OBJECTIVE :: Here are some records; quote them exactly, leaving out the pictures.

====== DATA IN THIS EXERCISE ======

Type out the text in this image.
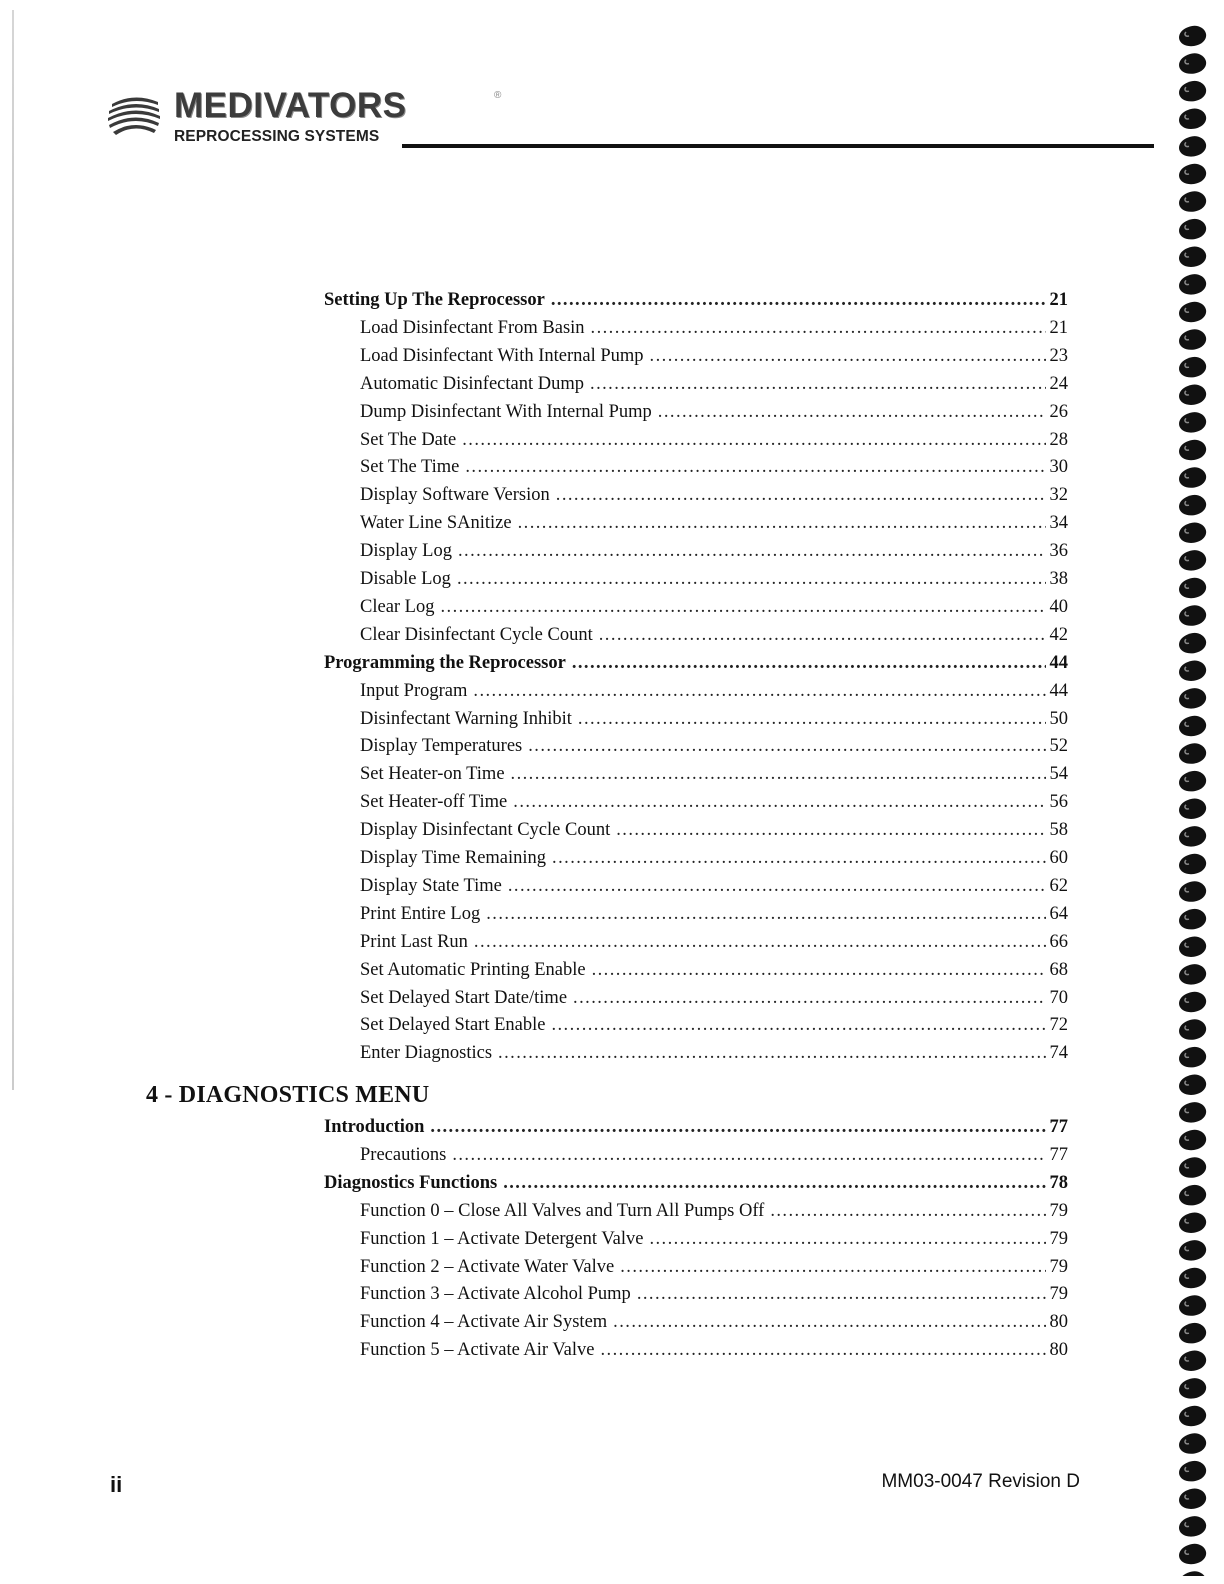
MEDIVATORS	®
REPROCESSING SYSTEMS
Setting Up The Reprocessor . . .	21
Load Disinfectant From Basin . . .	21
Load Disinfectant With Internal Pump . . .	23
Automatic Disinfectant Dump . . .	24
Dump Disinfectant With Internal Pump . . .	26
Set The Date . . .	28
Set The Time . . .	30
Display Software Version . . .	32
Water Line SAnitize . . .	34
Display Log . . .	36
Disable Log . . .	38
Clear Log . . .	40
Clear Disinfectant Cycle Count . . .	42
Programming the Reprocessor . . .	44
Input Program . . .	44
Disinfectant Warning Inhibit . . .	50
Display Temperatures . . .	52
Set Heater-on Time . . .	54
Set Heater-off Time . . .	56
Display Disinfectant Cycle Count . . .	58
Display Time Remaining . . .	60
Display State Time . . .	62
Print Entire Log . . .	64
Print Last Run . . .	66
Set Automatic Printing Enable . . .	68
Set Delayed Start Date/time . . .	70
Set Delayed Start Enable . . .	72
Enter Diagnostics . . .	74
Introduction . . .	77
Precautions . . .	77
Diagnostics Functions . . .	78
Function 0 – Close All Valves and Turn All Pumps Off . . .	79
Function 1 – Activate Detergent Valve . . .	79
Function 2 – Activate Water Valve . . .	79
Function 3 – Activate Alcohol Pump . . .	79
Function 4 – Activate Air System . . .	80
Function 5 – Activate Air Valve . . .	80
4 - DIAGNOSTICS MENU
ii	MM03-0047 Revision D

======

RESPONSE TO THE TASK ::
Type out the text in this image.
MEDIVATORS	®
REPROCESSING SYSTEMS
Setting Up The Reprocessor . . .	21
Load Disinfectant From Basin . . .	21
Load Disinfectant With Internal Pump . . .	23
Automatic Disinfectant Dump . . .	24
Dump Disinfectant With Internal Pump . . .	26
Set The Date . . .	28
Set The Time . . .	30
Display Software Version . . .	32
Water Line SAnitize . . .	34
Display Log . . .	36
Disable Log . . .	38
Clear Log . . .	40
Clear Disinfectant Cycle Count . . .	42
Programming the Reprocessor . . .	44
Input Program . . .	44
Disinfectant Warning Inhibit . . .	50
Display Temperatures . . .	52
Set Heater-on Time . . .	54
Set Heater-off Time . . .	56
Display Disinfectant Cycle Count . . .	58
Display Time Remaining . . .	60
Display State Time . . .	62
Print Entire Log . . .	64
Print Last Run . . .	66
Set Automatic Printing Enable . . .	68
Set Delayed Start Date/time . . .	70
Set Delayed Start Enable . . .	72
Enter Diagnostics . . .	74
Introduction . . .	77
Precautions . . .	77
Diagnostics Functions . . .	78
Function 0 – Close All Valves and Turn All Pumps Off . . .	79
Function 1 – Activate Detergent Valve . . .	79
Function 2 – Activate Water Valve . . .	79
Function 3 – Activate Alcohol Pump . . .	79
Function 4 – Activate Air System . . .	80
Function 5 – Activate Air Valve . . .	80
4 - DIAGNOSTICS MENU
ii	MM03-0047 Revision D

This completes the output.